● **WORK INSTRUCTIONS**
Output the full listing below exactly, without the pictures.

[Stored entries]

----

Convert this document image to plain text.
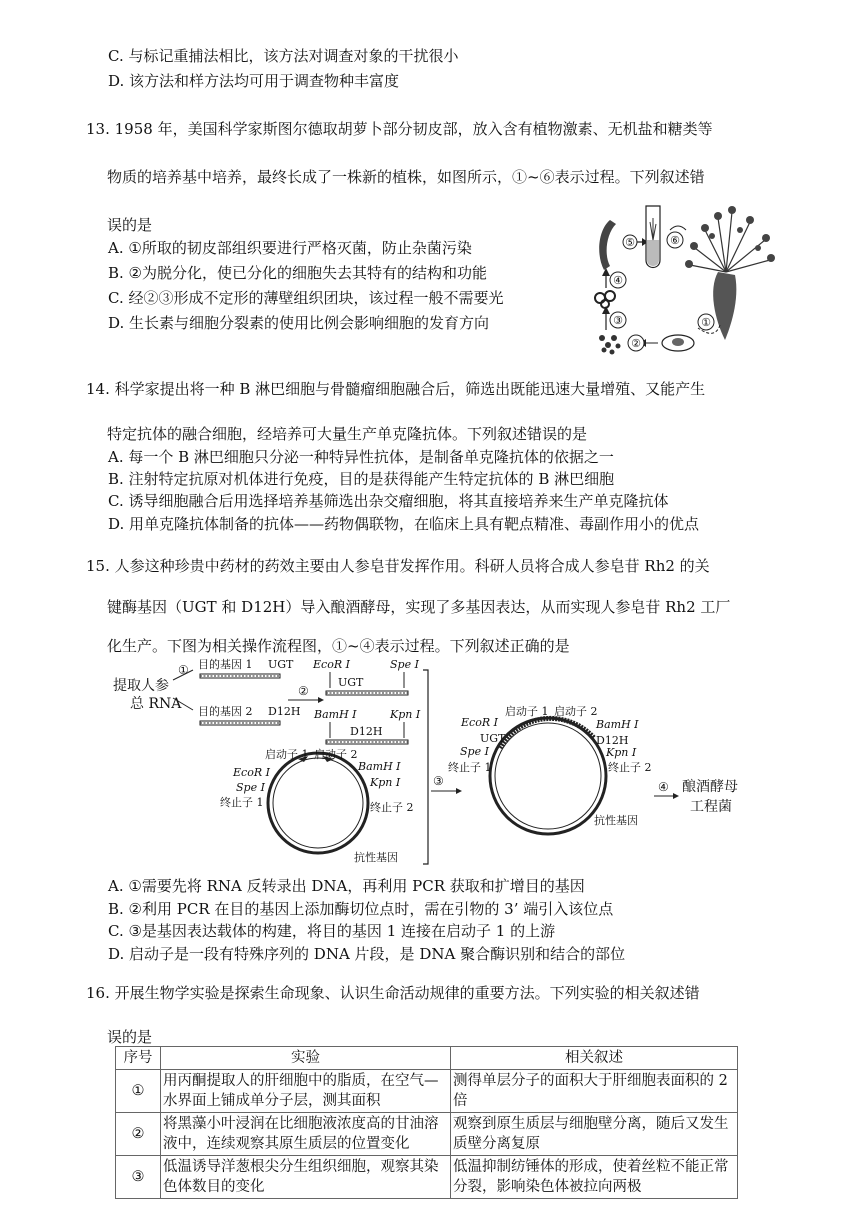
C. 与标记重捕法相比，该方法对调查对象的干扰很小
D. 该方法和样方法均可用于调查物种丰富度
13. 1958 年，美国科学家斯图尔德取胡萝卜部分韧皮部，放入含有植物激素、无机盐和糖类等
物质的培养基中培养，最终长成了一株新的植株，如图所示，①~⑥表示过程。下列叙述错
误的是
A. ①所取的韧皮部组织要进行严格灭菌，防止杂菌污染
B. ②为脱分化，使已分化的细胞失去其特有的结构和功能
C. 经②③形成不定形的薄壁组织团块，该过程一般不需要光
D. 生长素与细胞分裂素的使用比例会影响细胞的发育方向
⑤	⑥
①
②
③
④
14. 科学家提出将一种 B 淋巴细胞与骨髓瘤细胞融合后，筛选出既能迅速大量增殖、又能产生
特定抗体的融合细胞，经培养可大量生产单克隆抗体。下列叙述错误的是
A. 每一个 B 淋巴细胞只分泌一种特异性抗体，是制备单克隆抗体的依据之一
B. 注射特定抗原对机体进行免疫，目的是获得能产生特定抗体的 B 淋巴细胞
C. 诱导细胞融合后用选择培养基筛选出杂交瘤细胞，将其直接培养来生产单克隆抗体
D. 用单克隆抗体制备的抗体——药物偶联物，在临床上具有靶点精准、毒副作用小的优点
15. 人参这种珍贵中药材的药效主要由人参皂苷发挥作用。科研人员将合成人参皂苷 Rh2 的关
键酶基因（UGT 和 D12H）导入酿酒酵母，实现了多基因表达，从而实现人参皂苷 Rh2 工厂
化生产。下图为相关操作流程图，①~④表示过程。下列叙述正确的是
提取人参
总 RNA
① 目的基因 1 UGT
目的基因 2 D12H
②
EcoR Ⅰ	Spe Ⅰ
UGT
BamH Ⅰ	Kpn Ⅰ
D12H
启动子 1 启动子 2
EcoR Ⅰ
Spe Ⅰ
终止子 1
BamH Ⅰ
Kpn Ⅰ
终止子 2
抗性基因
③
启动子 1 启动子 2
EcoR Ⅰ
UGT
Spe Ⅰ
终止子 1
BamH Ⅰ
D12H
Kpn Ⅰ
终止子 2
抗性基因
④ 酿酒酵母
工程菌
A. ①需要先将 RNA 反转录出 DNA，再利用 PCR 获取和扩增目的基因
B. ②利用 PCR 在目的基因上添加酶切位点时，需在引物的 3’ 端引入该位点
C. ③是基因表达载体的构建，将目的基因 1 连接在启动子 1 的上游
D. 启动子是一段有特殊序列的 DNA 片段，是 DNA 聚合酶识别和结合的部位
16. 开展生物学实验是探索生命现象、认识生命活动规律的重要方法。下列实验的相关叙述错
误的是
序号	实验	相关叙述
①	用丙酮提取人的肝细胞中的脂质，在空气—水界面上铺成单分子层，测其面积	测得单层分子的面积大于肝细胞表面积的 2 倍
②	将黑藻小叶浸润在比细胞液浓度高的甘油溶液中，连续观察其原生质层的位置变化	观察到原生质层与细胞壁分离，随后又发生质壁分离复原
③	低温诱导洋葱根尖分生组织细胞，观察其染色体数目的变化	低温抑制纺锤体的形成，使着丝粒不能正常分裂，影响染色体被拉向两极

----

● **EXERCISE SOLUTION**
Convert this document image to plain text.
C. 与标记重捕法相比，该方法对调查对象的干扰很小
D. 该方法和样方法均可用于调查物种丰富度
13. 1958 年，美国科学家斯图尔德取胡萝卜部分韧皮部，放入含有植物激素、无机盐和糖类等
物质的培养基中培养，最终长成了一株新的植株，如图所示，①~⑥表示过程。下列叙述错
误的是
A. ①所取的韧皮部组织要进行严格灭菌，防止杂菌污染
B. ②为脱分化，使已分化的细胞失去其特有的结构和功能
C. 经②③形成不定形的薄壁组织团块，该过程一般不需要光
D. 生长素与细胞分裂素的使用比例会影响细胞的发育方向
⑤	⑥
①
②
③
④
14. 科学家提出将一种 B 淋巴细胞与骨髓瘤细胞融合后，筛选出既能迅速大量增殖、又能产生
特定抗体的融合细胞，经培养可大量生产单克隆抗体。下列叙述错误的是
A. 每一个 B 淋巴细胞只分泌一种特异性抗体，是制备单克隆抗体的依据之一
B. 注射特定抗原对机体进行免疫，目的是获得能产生特定抗体的 B 淋巴细胞
C. 诱导细胞融合后用选择培养基筛选出杂交瘤细胞，将其直接培养来生产单克隆抗体
D. 用单克隆抗体制备的抗体——药物偶联物，在临床上具有靶点精准、毒副作用小的优点
15. 人参这种珍贵中药材的药效主要由人参皂苷发挥作用。科研人员将合成人参皂苷 Rh2 的关
键酶基因（UGT 和 D12H）导入酿酒酵母，实现了多基因表达，从而实现人参皂苷 Rh2 工厂
化生产。下图为相关操作流程图，①~④表示过程。下列叙述正确的是
提取人参
总 RNA
① 目的基因 1 UGT
目的基因 2 D12H
②
EcoR Ⅰ	Spe Ⅰ
UGT
BamH Ⅰ	Kpn Ⅰ
D12H
启动子 1 启动子 2
EcoR Ⅰ
Spe Ⅰ
终止子 1
BamH Ⅰ
Kpn Ⅰ
终止子 2
抗性基因
③
启动子 1 启动子 2
EcoR Ⅰ
UGT
Spe Ⅰ
终止子 1
BamH Ⅰ
D12H
Kpn Ⅰ
终止子 2
抗性基因
④ 酿酒酵母
工程菌
A. ①需要先将 RNA 反转录出 DNA，再利用 PCR 获取和扩增目的基因
B. ②利用 PCR 在目的基因上添加酶切位点时，需在引物的 3’ 端引入该位点
C. ③是基因表达载体的构建，将目的基因 1 连接在启动子 1 的上游
D. 启动子是一段有特殊序列的 DNA 片段，是 DNA 聚合酶识别和结合的部位
16. 开展生物学实验是探索生命现象、认识生命活动规律的重要方法。下列实验的相关叙述错
误的是
序号	实验	相关叙述
①	用丙酮提取人的肝细胞中的脂质，在空气—水界面上铺成单分子层，测其面积	测得单层分子的面积大于肝细胞表面积的 2 倍
②	将黑藻小叶浸润在比细胞液浓度高的甘油溶液中，连续观察其原生质层的位置变化	观察到原生质层与细胞壁分离，随后又发生质壁分离复原
③	低温诱导洋葱根尖分生组织细胞，观察其染色体数目的变化	低温抑制纺锤体的形成，使着丝粒不能正常分裂，影响染色体被拉向两极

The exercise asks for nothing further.